EXERCISE DETAILS: Repeat each entry exactly and drop the pictures.

____

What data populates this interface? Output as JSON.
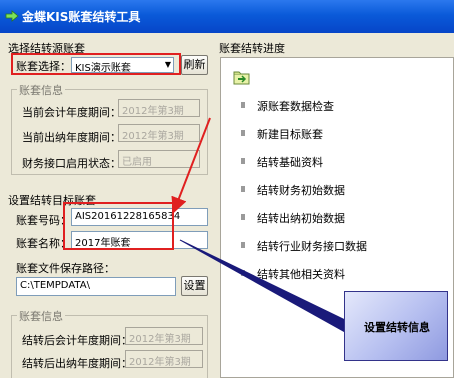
{
  "window": {
    "title": "金蝶KIS账套结转工具"
  },
  "source": {
    "section_title": "选择结转源账套",
    "account_label": "账套选择：",
    "account_value": "KIS演示账套",
    "refresh_label": "刷新",
    "info_group_title": "账套信息",
    "current_period_label": "当前会计年度期间：",
    "current_period_value": "2012年第3期",
    "current_cashier_label": "当前出纳年度期间：",
    "current_cashier_value": "2012年第3期",
    "interface_label": "财务接口启用状态：",
    "interface_value": "已启用"
  },
  "target": {
    "section_title": "设置结转目标账套",
    "number_label": "账套号码：",
    "number_value": "AIS20161228165834",
    "name_label": "账套名称：",
    "name_value": "2017年账套",
    "path_label": "账套文件保存路径：",
    "path_value": "C:\\TEMPDATA\\",
    "settings_label": "设置",
    "info_group_title": "账套信息",
    "after_period_label": "结转后会计年度期间：",
    "after_period_value": "2012年第3期",
    "after_cashier_label": "结转后出纳年度期间：",
    "after_cashier_value": "2012年第3期"
  },
  "progress": {
    "title": "账套结转进度",
    "steps": [
      "源账套数据检查",
      "新建目标账套",
      "结转基础资料",
      "结转财务初始数据",
      "结转出纳初始数据",
      "结转行业财务接口数据",
      "结转其他相关资料"
    ]
  },
  "callout": {
    "text": "设置结转信息"
  },
  "colors": {
    "titlebar": "#0a5ad9",
    "highlight": "#e02020",
    "callout_border": "#33338a"
  }
}
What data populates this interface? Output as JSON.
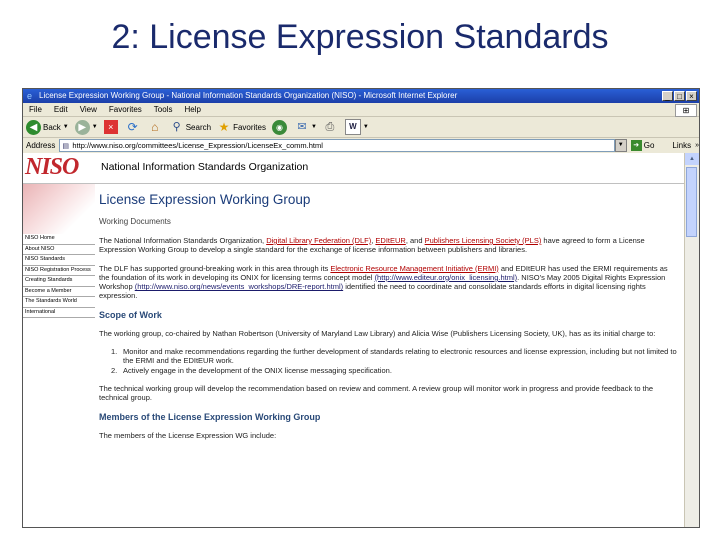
{
  "slide": {
    "title": "2: License Expression Standards"
  },
  "window": {
    "title": "License Expression Working Group - National Information Standards Organization (NISO) - Microsoft Internet Explorer",
    "buttons": [
      "_",
      "□",
      "×"
    ]
  },
  "menu": [
    "File",
    "Edit",
    "View",
    "Favorites",
    "Tools",
    "Help"
  ],
  "toolbar": {
    "back": "Back",
    "search": "Search",
    "favorites": "Favorites"
  },
  "address": {
    "label": "Address",
    "value": "http://www.niso.org/committees/License_Expression/LicenseEx_comm.html",
    "go": "Go",
    "links": "Links"
  },
  "site": {
    "logo": "NISO",
    "org_name": "National Information Standards Organization",
    "nav": [
      "NISO Home",
      "About NISO",
      "NISO Standards",
      "NISO Registration Process",
      "Creating Standards",
      "Become a Member",
      "The Standards World",
      "International"
    ],
    "heading": "License Expression Working Group",
    "sub": "Working Documents",
    "p1_pre": "The National Information Standards Organization, ",
    "p1_link1": "Digital Library Federation (DLF)",
    "p1_mid1": ", ",
    "p1_link2": "EDItEUR",
    "p1_mid2": ", and ",
    "p1_link3": "Publishers Licensing Society (PLS)",
    "p1_post": " have agreed to form a License Expression Working Group to develop a single standard for the exchange of license information between publishers and libraries.",
    "p2_pre": "The DLF has supported ground-breaking work in this area through its ",
    "p2_link1": "Electronic Resource Management Initiative (ERMI)",
    "p2_mid1": " and EDItEUR has used the ERMI requirements as the foundation of its work in developing its ONIX for licensing terms concept model ",
    "p2_link2": "(http://www.editeur.org/onix_licensing.html)",
    "p2_mid2": ". NISO's May 2005 Digital Rights Expression Workshop ",
    "p2_link3": "(http://www.niso.org/news/events_workshops/DRE-report.html)",
    "p2_post": " identified the need to coordinate and consolidate standards efforts in digital licensing rights expression.",
    "h_scope": "Scope of Work",
    "p3": "The working group, co-chaired by Nathan Robertson (University of Maryland Law Library) and Alicia Wise (Publishers Licensing Society, UK), has as its initial charge to:",
    "list": [
      {
        "n": "1.",
        "t": "Monitor and make recommendations regarding the further development of standards relating to electronic resources and license expression, including but not limited to the ERMI and the EDItEUR work."
      },
      {
        "n": "2.",
        "t": "Actively engage in the development of the ONIX license messaging specification."
      }
    ],
    "p4": "The technical working group will develop the recommendation based on review and comment. A review group will monitor work in progress and provide feedback to the technical group.",
    "h_members": "Members of the License Expression Working Group",
    "p5": "The members of the License Expression WG include:"
  }
}
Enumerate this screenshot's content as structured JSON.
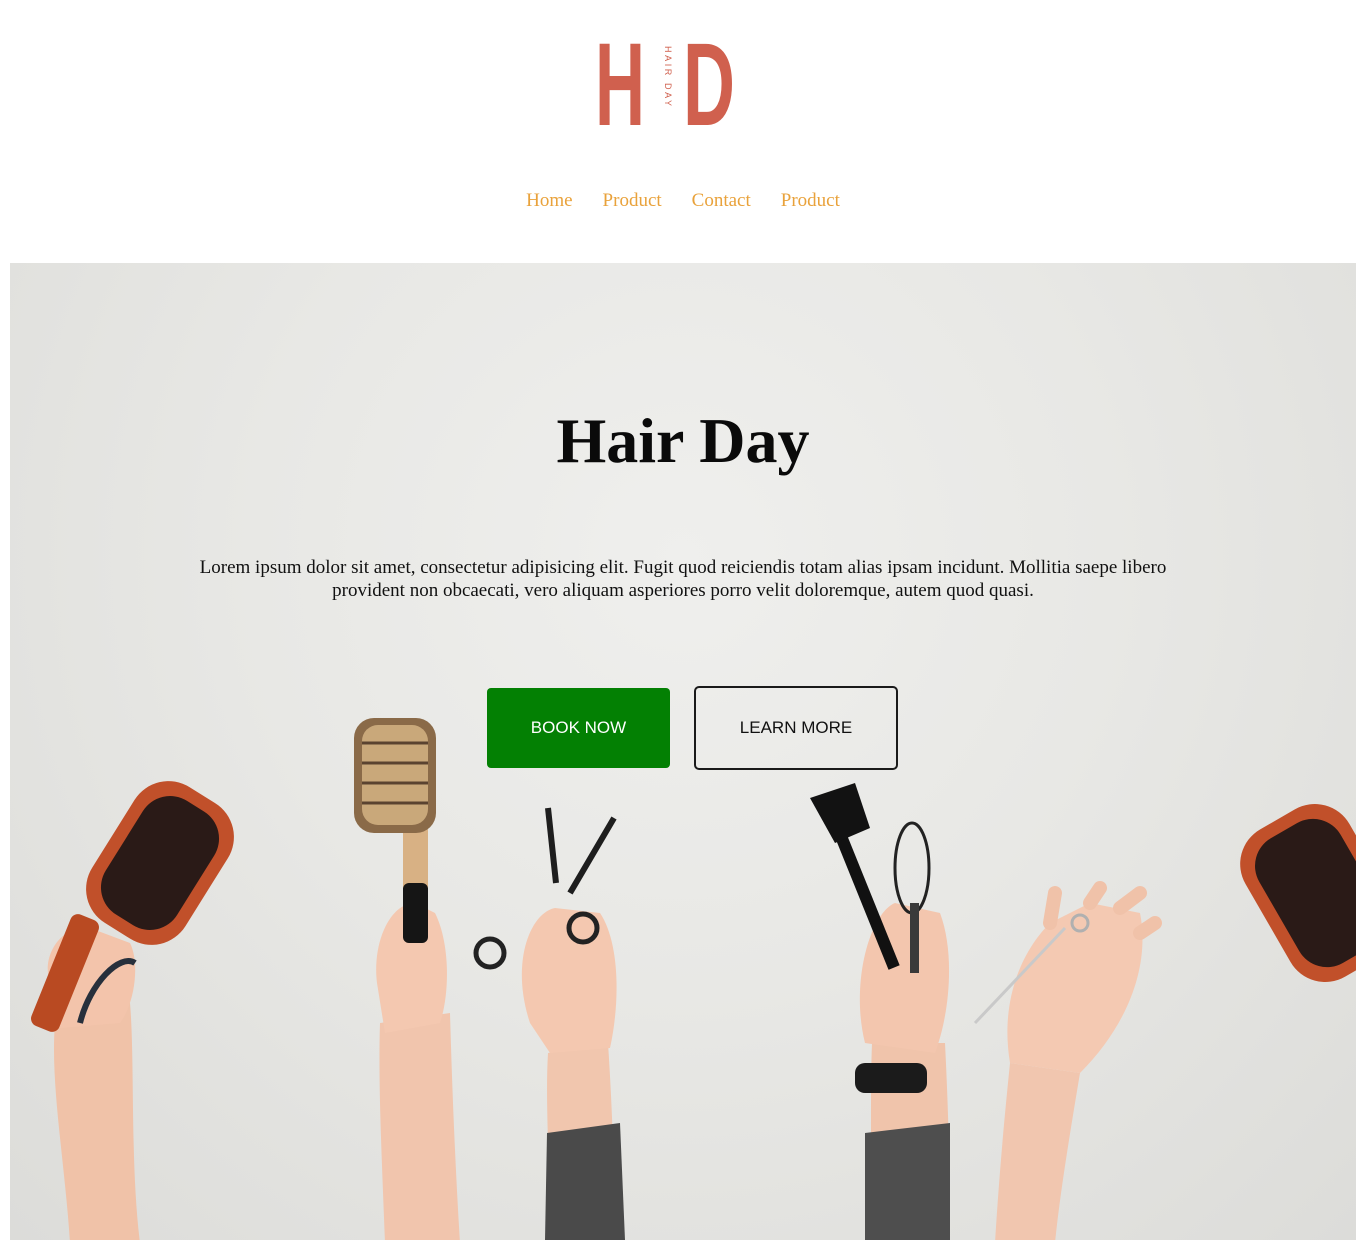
{
  "logo": {
    "left_letter": "H",
    "right_letter": "D",
    "vertical_text": "HAIR DAY",
    "color": "#d0604e"
  },
  "nav": {
    "items": [
      {
        "label": "Home"
      },
      {
        "label": "Product"
      },
      {
        "label": "Contact"
      },
      {
        "label": "Product"
      }
    ],
    "color": "#e9a23b"
  },
  "hero": {
    "title": "Hair Day",
    "text": "Lorem ipsum dolor sit amet, consectetur adipisicing elit. Fugit quod reiciendis totam alias ipsam incidunt. Mollitia saepe libero provident non obcaecati, vero aliquam asperiores porro velit doloremque, autem quod quasi.",
    "book_label": "BOOK NOW",
    "learn_label": "LEARN MORE",
    "book_color": "#038003",
    "image_subject": "hands-holding-hair-tools"
  }
}
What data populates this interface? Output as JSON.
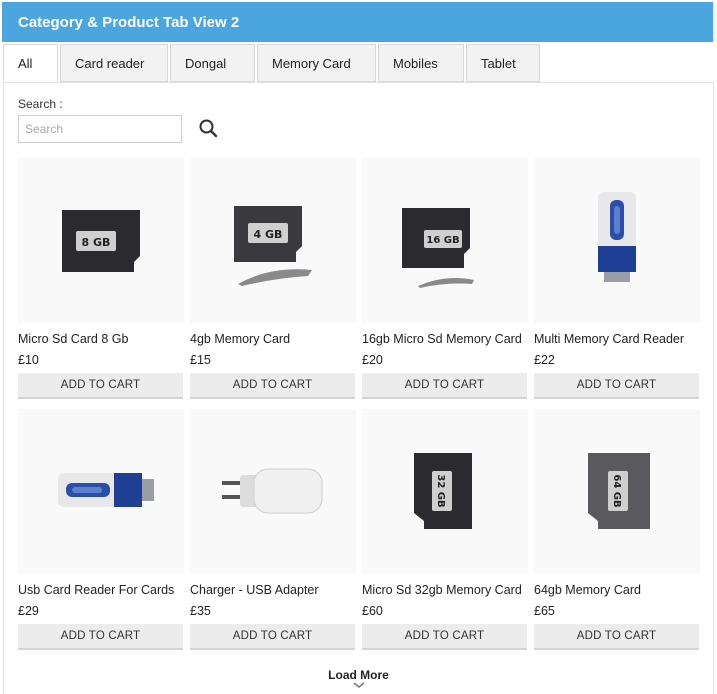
{
  "header": {
    "title": "Category & Product Tab View 2"
  },
  "tabs": [
    {
      "label": "All",
      "active": true
    },
    {
      "label": "Card reader",
      "active": false
    },
    {
      "label": "Dongal",
      "active": false
    },
    {
      "label": "Memory Card",
      "active": false
    },
    {
      "label": "Mobiles",
      "active": false
    },
    {
      "label": "Tablet",
      "active": false
    }
  ],
  "search": {
    "label": "Search :",
    "placeholder": "Search",
    "value": "",
    "icon": "search-icon"
  },
  "add_to_cart_label": "ADD TO CART",
  "products": [
    {
      "name": "Micro Sd Card 8 Gb",
      "price": "£10",
      "image": "sd-card-8gb",
      "card_text": "8 GB"
    },
    {
      "name": "4gb Memory Card",
      "price": "£15",
      "image": "memory-card-4gb",
      "card_text": "4 GB"
    },
    {
      "name": "16gb Micro Sd Memory Card",
      "price": "£20",
      "image": "micro-sd-16gb",
      "card_text": "16 GB"
    },
    {
      "name": "Multi Memory Card Reader",
      "price": "£22",
      "image": "usb-card-reader",
      "card_text": ""
    },
    {
      "name": "Usb Card Reader For Cards",
      "price": "£29",
      "image": "usb-card-reader-lying",
      "card_text": ""
    },
    {
      "name": "Charger - USB Adapter",
      "price": "£35",
      "image": "usb-charger",
      "card_text": ""
    },
    {
      "name": "Micro Sd 32gb Memory Card",
      "price": "£60",
      "image": "micro-sd-32gb",
      "card_text": "32 GB"
    },
    {
      "name": "64gb Memory Card",
      "price": "£65",
      "image": "memory-card-64gb",
      "card_text": "64 GB"
    }
  ],
  "load_more": {
    "label": "Load More",
    "icon": "chevron-down-icon"
  },
  "colors": {
    "header_bg": "#4ba5df",
    "button_bg": "#ececec"
  }
}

____

EXERCISE RESPONSE:
What data populates this interface? Output as JSON.
{
  "window": {
    "title": "金蝶KIS账套结转工具"
  },
  "source": {
    "section_title": "选择结转源账套",
    "account_label": "账套选择：",
    "account_value": "KIS演示账套",
    "refresh_label": "刷新",
    "info_group_title": "账套信息",
    "current_period_label": "当前会计年度期间：",
    "current_period_value": "2012年第3期",
    "current_cashier_label": "当前出纳年度期间：",
    "current_cashier_value": "2012年第3期",
    "interface_label": "财务接口启用状态：",
    "interface_value": "已启用"
  },
  "target": {
    "section_title": "设置结转目标账套",
    "number_label": "账套号码：",
    "number_value": "AIS20161228165834",
    "name_label": "账套名称：",
    "name_value": "2017年账套",
    "path_label": "账套文件保存路径：",
    "path_value": "C:\\TEMPDATA\\",
    "settings_label": "设置",
    "info_group_title": "账套信息",
    "after_period_label": "结转后会计年度期间：",
    "after_period_value": "2012年第3期",
    "after_cashier_label": "结转后出纳年度期间：",
    "after_cashier_value": "2012年第3期"
  },
  "progress": {
    "title": "账套结转进度",
    "steps": [
      "源账套数据检查",
      "新建目标账套",
      "结转基础资料",
      "结转财务初始数据",
      "结转出纳初始数据",
      "结转行业财务接口数据",
      "结转其他相关资料"
    ]
  },
  "callout": {
    "text": "设置结转信息"
  },
  "colors": {
    "titlebar": "#0a5ad9",
    "highlight": "#e02020",
    "callout_border": "#33338a"
  }
}
What data populates this interface? Output as JSON.
{
  "slide": {
    "title": "2: License Expression Standards"
  },
  "window": {
    "title": "License Expression Working Group - National Information Standards Organization (NISO) - Microsoft Internet Explorer",
    "buttons": [
      "_",
      "□",
      "×"
    ]
  },
  "menu": [
    "File",
    "Edit",
    "View",
    "Favorites",
    "Tools",
    "Help"
  ],
  "toolbar": {
    "back": "Back",
    "search": "Search",
    "favorites": "Favorites"
  },
  "address": {
    "label": "Address",
    "value": "http://www.niso.org/committees/License_Expression/LicenseEx_comm.html",
    "go": "Go",
    "links": "Links"
  },
  "site": {
    "logo": "NISO",
    "org_name": "National Information Standards Organization",
    "nav": [
      "NISO Home",
      "About NISO",
      "NISO Standards",
      "NISO Registration Process",
      "Creating Standards",
      "Become a Member",
      "The Standards World",
      "International"
    ],
    "heading": "License Expression Working Group",
    "sub": "Working Documents",
    "p1_pre": "The National Information Standards Organization, ",
    "p1_link1": "Digital Library Federation (DLF)",
    "p1_mid1": ", ",
    "p1_link2": "EDItEUR",
    "p1_mid2": ", and ",
    "p1_link3": "Publishers Licensing Society (PLS)",
    "p1_post": " have agreed to form a License Expression Working Group to develop a single standard for the exchange of license information between publishers and libraries.",
    "p2_pre": "The DLF has supported ground-breaking work in this area through its ",
    "p2_link1": "Electronic Resource Management Initiative (ERMI)",
    "p2_mid1": " and EDItEUR has used the ERMI requirements as the foundation of its work in developing its ONIX for licensing terms concept model ",
    "p2_link2": "(http://www.editeur.org/onix_licensing.html)",
    "p2_mid2": ". NISO's May 2005 Digital Rights Expression Workshop ",
    "p2_link3": "(http://www.niso.org/news/events_workshops/DRE-report.html)",
    "p2_post": " identified the need to coordinate and consolidate standards efforts in digital licensing rights expression.",
    "h_scope": "Scope of Work",
    "p3": "The working group, co-chaired by Nathan Robertson (University of Maryland Law Library) and Alicia Wise (Publishers Licensing Society, UK), has as its initial charge to:",
    "list": [
      {
        "n": "1.",
        "t": "Monitor and make recommendations regarding the further development of standards relating to electronic resources and license expression, including but not limited to the ERMI and the EDItEUR work."
      },
      {
        "n": "2.",
        "t": "Actively engage in the development of the ONIX license messaging specification."
      }
    ],
    "p4": "The technical working group will develop the recommendation based on review and comment. A review group will monitor work in progress and provide feedback to the technical group.",
    "h_members": "Members of the License Expression Working Group",
    "p5": "The members of the License Expression WG include:"
  }
}
Enumerate this screenshot's content as structured JSON.
{
  "logo": {
    "left_letter": "H",
    "right_letter": "D",
    "vertical_text": "HAIR DAY",
    "color": "#d0604e"
  },
  "nav": {
    "items": [
      {
        "label": "Home"
      },
      {
        "label": "Product"
      },
      {
        "label": "Contact"
      },
      {
        "label": "Product"
      }
    ],
    "color": "#e9a23b"
  },
  "hero": {
    "title": "Hair Day",
    "text": "Lorem ipsum dolor sit amet, consectetur adipisicing elit. Fugit quod reiciendis totam alias ipsam incidunt. Mollitia saepe libero provident non obcaecati, vero aliquam asperiores porro velit doloremque, autem quod quasi.",
    "book_label": "BOOK NOW",
    "learn_label": "LEARN MORE",
    "book_color": "#038003",
    "image_subject": "hands-holding-hair-tools"
  }
}
What data populates this interface? Output as JSON.
{
  "header": {
    "title": "Category & Product Tab View 2"
  },
  "tabs": [
    {
      "label": "All",
      "active": true
    },
    {
      "label": "Card reader",
      "active": false
    },
    {
      "label": "Dongal",
      "active": false
    },
    {
      "label": "Memory Card",
      "active": false
    },
    {
      "label": "Mobiles",
      "active": false
    },
    {
      "label": "Tablet",
      "active": false
    }
  ],
  "search": {
    "label": "Search :",
    "placeholder": "Search",
    "value": "",
    "icon": "search-icon"
  },
  "add_to_cart_label": "ADD TO CART",
  "products": [
    {
      "name": "Micro Sd Card 8 Gb",
      "price": "£10",
      "image": "sd-card-8gb",
      "card_text": "8 GB"
    },
    {
      "name": "4gb Memory Card",
      "price": "£15",
      "image": "memory-card-4gb",
      "card_text": "4 GB"
    },
    {
      "name": "16gb Micro Sd Memory Card",
      "price": "£20",
      "image": "micro-sd-16gb",
      "card_text": "16 GB"
    },
    {
      "name": "Multi Memory Card Reader",
      "price": "£22",
      "image": "usb-card-reader",
      "card_text": ""
    },
    {
      "name": "Usb Card Reader For Cards",
      "price": "£29",
      "image": "usb-card-reader-lying",
      "card_text": ""
    },
    {
      "name": "Charger - USB Adapter",
      "price": "£35",
      "image": "usb-charger",
      "card_text": ""
    },
    {
      "name": "Micro Sd 32gb Memory Card",
      "price": "£60",
      "image": "micro-sd-32gb",
      "card_text": "32 GB"
    },
    {
      "name": "64gb Memory Card",
      "price": "£65",
      "image": "memory-card-64gb",
      "card_text": "64 GB"
    }
  ],
  "load_more": {
    "label": "Load More",
    "icon": "chevron-down-icon"
  },
  "colors": {
    "header_bg": "#4ba5df",
    "button_bg": "#ececec"
  }
}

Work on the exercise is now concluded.